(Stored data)
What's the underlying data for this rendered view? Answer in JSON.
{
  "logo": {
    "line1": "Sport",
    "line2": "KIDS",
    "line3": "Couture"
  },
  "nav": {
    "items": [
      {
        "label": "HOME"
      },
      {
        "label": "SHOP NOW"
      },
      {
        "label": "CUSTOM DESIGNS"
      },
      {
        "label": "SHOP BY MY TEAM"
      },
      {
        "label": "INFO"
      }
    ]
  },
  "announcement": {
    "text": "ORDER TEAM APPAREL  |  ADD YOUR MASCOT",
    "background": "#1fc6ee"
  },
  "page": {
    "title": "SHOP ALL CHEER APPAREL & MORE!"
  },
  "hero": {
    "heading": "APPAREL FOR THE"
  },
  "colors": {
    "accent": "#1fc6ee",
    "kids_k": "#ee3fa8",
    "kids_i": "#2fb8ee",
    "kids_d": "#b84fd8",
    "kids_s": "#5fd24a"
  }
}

...

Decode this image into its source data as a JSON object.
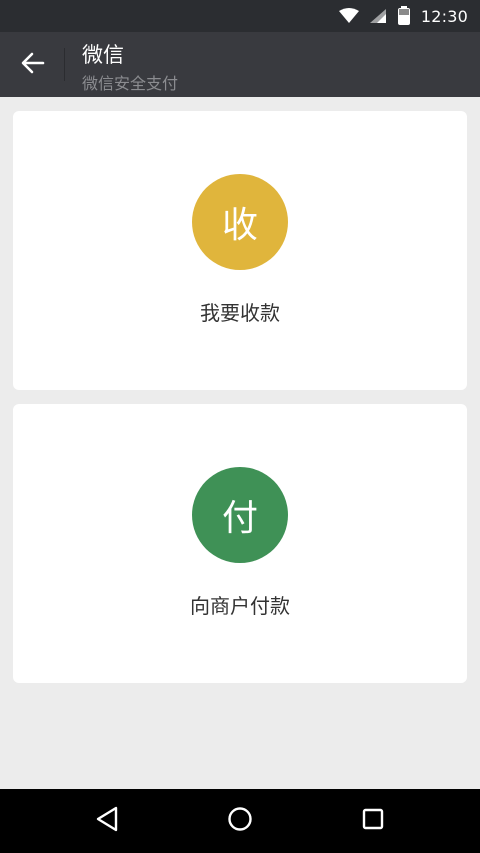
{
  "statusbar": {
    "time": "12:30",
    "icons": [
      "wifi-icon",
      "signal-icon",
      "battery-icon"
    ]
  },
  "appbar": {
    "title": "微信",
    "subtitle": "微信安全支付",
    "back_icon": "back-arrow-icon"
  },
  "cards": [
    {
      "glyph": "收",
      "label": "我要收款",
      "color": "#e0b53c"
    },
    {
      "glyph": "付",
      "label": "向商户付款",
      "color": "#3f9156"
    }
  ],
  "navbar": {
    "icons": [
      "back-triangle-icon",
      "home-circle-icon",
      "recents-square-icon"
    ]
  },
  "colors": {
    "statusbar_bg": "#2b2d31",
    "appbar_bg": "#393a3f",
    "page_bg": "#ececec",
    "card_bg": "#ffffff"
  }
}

--

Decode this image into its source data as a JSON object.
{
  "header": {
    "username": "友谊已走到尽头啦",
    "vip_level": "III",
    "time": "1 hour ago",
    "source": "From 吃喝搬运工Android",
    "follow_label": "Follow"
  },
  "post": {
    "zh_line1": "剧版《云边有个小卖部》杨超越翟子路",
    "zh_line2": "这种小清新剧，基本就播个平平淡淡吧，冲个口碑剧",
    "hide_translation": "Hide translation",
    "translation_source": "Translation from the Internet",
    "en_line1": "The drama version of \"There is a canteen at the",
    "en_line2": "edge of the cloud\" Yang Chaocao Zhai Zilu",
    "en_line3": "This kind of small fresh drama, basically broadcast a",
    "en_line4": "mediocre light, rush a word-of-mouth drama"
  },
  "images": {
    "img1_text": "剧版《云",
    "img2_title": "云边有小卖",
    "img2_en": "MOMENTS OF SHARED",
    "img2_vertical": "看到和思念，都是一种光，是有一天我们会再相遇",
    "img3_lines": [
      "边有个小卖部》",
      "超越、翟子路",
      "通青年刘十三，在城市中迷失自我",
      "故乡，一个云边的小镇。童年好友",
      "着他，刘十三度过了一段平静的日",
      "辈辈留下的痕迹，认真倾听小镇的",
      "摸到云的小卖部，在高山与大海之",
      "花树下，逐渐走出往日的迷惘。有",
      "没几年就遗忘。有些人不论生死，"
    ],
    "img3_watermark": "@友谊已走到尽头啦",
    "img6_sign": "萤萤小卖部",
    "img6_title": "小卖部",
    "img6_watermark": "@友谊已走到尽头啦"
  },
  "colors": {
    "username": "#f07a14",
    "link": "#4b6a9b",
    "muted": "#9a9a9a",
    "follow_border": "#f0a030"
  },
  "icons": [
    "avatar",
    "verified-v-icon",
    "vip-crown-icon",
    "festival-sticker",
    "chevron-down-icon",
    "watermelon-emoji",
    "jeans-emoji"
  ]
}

- [Aim of the exercise]:
Check each line of the entries for the string "TEAM". Copy the lines that have it.

- [Task response]:
        "label": "SHOP BY MY TEAM"
    "text": "ORDER TEAM APPAREL  |  ADD YOUR MASCOT",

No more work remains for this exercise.